Rewrite the records from the first line through the line containing "moves-label: Moves (117, 92, 197, 106)", inclusive, replacing "component" with "element" and leaving everything else unchanged.

··· DATA FOR THIS TASK

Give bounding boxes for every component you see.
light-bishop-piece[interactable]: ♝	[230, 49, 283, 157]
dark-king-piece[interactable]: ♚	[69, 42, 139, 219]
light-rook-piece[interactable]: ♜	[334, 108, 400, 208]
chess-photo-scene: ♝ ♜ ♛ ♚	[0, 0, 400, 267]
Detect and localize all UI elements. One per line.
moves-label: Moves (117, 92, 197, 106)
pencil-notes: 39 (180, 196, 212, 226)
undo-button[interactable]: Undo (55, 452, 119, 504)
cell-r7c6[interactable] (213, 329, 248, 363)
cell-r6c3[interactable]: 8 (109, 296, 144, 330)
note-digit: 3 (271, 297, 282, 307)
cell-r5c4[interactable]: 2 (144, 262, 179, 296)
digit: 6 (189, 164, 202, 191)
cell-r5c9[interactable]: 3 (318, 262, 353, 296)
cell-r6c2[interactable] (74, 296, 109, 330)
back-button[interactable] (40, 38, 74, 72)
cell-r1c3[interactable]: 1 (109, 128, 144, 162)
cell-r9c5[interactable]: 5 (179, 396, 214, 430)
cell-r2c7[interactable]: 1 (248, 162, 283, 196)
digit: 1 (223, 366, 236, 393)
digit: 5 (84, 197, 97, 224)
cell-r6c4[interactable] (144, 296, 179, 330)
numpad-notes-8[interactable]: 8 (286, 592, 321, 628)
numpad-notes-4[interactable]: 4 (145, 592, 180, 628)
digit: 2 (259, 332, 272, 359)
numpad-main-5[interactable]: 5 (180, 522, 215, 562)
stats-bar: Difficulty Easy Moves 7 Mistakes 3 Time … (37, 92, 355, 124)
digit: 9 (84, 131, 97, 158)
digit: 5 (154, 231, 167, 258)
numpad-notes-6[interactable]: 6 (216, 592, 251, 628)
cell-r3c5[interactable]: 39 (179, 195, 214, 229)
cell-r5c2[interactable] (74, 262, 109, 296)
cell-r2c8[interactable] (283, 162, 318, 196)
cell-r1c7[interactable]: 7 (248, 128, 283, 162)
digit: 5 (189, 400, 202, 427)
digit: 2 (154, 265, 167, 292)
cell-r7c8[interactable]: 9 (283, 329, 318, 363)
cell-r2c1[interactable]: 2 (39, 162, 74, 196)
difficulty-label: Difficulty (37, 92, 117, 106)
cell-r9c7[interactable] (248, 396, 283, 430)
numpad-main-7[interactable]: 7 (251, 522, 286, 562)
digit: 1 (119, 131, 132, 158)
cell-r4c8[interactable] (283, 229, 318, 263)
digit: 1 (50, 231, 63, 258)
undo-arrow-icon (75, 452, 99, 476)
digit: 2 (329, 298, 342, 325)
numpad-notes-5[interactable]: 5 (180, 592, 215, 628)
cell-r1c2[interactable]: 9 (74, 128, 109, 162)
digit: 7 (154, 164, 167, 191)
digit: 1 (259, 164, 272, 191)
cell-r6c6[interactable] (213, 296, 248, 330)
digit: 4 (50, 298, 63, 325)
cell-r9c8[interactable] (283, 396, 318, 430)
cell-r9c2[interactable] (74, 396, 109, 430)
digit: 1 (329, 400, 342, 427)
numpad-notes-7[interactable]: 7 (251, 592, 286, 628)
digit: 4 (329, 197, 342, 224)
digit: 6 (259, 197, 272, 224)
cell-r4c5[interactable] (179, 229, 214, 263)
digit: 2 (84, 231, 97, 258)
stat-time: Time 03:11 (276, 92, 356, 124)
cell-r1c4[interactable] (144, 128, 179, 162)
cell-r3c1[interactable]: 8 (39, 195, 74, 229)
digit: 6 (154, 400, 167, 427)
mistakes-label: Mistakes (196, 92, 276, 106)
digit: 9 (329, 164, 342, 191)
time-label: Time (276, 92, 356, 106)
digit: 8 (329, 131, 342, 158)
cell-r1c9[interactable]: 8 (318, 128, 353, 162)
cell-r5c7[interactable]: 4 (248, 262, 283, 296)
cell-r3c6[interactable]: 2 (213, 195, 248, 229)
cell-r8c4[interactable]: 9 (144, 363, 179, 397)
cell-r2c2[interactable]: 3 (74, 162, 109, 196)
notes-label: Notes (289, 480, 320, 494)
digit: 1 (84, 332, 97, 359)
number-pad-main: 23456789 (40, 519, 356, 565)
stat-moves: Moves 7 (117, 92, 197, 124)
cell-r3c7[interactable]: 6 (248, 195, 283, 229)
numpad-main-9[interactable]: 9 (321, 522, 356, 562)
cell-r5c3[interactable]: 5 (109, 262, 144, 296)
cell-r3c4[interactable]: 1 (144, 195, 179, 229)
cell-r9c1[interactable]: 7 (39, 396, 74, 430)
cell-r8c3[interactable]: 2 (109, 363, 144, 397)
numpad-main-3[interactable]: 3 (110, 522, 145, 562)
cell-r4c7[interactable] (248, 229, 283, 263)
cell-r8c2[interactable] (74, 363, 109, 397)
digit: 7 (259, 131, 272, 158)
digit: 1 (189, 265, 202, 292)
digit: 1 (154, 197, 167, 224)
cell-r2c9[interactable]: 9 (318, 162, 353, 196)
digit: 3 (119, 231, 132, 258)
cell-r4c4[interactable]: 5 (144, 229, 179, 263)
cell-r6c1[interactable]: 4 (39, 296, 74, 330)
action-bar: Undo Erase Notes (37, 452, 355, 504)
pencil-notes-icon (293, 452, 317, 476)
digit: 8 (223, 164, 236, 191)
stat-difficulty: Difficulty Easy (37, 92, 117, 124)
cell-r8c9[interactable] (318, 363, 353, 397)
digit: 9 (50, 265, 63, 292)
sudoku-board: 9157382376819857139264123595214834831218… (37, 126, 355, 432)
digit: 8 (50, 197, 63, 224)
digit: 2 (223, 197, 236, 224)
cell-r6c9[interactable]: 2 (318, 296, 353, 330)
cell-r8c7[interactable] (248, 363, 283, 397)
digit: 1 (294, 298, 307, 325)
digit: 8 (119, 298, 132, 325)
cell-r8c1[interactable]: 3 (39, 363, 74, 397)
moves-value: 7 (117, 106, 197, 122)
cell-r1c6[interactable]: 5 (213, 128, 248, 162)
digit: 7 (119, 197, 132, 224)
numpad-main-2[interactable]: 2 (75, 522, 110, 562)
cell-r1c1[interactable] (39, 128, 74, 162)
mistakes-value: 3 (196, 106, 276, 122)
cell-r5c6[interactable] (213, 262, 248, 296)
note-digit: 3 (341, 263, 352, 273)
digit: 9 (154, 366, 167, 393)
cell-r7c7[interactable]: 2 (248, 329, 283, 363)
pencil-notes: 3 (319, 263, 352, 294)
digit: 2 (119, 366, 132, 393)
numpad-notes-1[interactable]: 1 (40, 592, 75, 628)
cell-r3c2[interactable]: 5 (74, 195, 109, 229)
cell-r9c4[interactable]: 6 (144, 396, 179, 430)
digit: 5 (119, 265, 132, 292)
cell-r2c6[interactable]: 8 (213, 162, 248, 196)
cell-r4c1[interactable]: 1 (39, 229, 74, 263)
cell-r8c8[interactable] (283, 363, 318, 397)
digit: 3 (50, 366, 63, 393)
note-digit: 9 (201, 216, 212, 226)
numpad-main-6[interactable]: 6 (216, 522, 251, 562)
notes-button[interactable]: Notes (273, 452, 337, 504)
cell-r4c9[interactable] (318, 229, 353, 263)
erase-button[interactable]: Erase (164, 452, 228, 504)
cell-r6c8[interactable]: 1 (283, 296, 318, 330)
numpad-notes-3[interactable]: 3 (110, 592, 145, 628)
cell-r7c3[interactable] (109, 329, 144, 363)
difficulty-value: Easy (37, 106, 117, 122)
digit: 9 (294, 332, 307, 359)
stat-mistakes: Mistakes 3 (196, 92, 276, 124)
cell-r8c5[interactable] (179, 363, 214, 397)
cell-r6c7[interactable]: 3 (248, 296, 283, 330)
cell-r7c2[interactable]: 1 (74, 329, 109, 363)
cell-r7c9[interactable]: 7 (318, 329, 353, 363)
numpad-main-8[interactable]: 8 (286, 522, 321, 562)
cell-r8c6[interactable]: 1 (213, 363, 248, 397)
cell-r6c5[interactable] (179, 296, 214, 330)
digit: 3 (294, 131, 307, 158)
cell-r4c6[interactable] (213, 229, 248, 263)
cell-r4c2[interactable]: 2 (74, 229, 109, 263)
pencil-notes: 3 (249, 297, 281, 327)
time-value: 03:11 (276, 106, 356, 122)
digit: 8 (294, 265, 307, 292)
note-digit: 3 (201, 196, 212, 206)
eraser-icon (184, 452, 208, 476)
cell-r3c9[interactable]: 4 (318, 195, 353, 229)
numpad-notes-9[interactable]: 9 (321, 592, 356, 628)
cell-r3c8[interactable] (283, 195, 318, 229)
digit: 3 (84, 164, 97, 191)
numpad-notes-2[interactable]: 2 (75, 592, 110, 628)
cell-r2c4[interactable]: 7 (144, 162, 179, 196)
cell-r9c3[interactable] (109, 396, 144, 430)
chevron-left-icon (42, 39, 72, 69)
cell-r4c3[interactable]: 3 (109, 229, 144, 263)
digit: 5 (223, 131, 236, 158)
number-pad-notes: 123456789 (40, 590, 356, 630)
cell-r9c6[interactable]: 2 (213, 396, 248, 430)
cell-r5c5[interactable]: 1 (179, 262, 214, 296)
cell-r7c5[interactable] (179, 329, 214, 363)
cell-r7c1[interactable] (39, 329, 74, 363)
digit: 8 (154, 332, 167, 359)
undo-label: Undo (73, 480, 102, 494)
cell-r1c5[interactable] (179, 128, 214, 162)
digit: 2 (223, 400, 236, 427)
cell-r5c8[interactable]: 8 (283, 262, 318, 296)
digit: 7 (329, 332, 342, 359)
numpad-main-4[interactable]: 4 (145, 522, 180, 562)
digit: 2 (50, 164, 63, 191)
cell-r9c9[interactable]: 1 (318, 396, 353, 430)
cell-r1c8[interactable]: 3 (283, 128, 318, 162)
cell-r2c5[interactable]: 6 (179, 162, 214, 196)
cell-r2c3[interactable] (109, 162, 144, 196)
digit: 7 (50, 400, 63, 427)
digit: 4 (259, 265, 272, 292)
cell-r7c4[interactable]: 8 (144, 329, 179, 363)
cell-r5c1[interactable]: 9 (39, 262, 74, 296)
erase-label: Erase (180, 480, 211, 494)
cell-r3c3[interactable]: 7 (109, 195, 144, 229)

······

RESPONSE FOR THIS EXERCISE ::
Give bounding boxes for every element you see.
light-bishop-piece[interactable]: ♝	[230, 49, 283, 157]
dark-king-piece[interactable]: ♚	[69, 42, 139, 219]
light-rook-piece[interactable]: ♜	[334, 108, 400, 208]
chess-photo-scene: ♝ ♜ ♛ ♚	[0, 0, 400, 267]
Detect and localize all UI elements. One per line.
moves-label: Moves (117, 92, 197, 106)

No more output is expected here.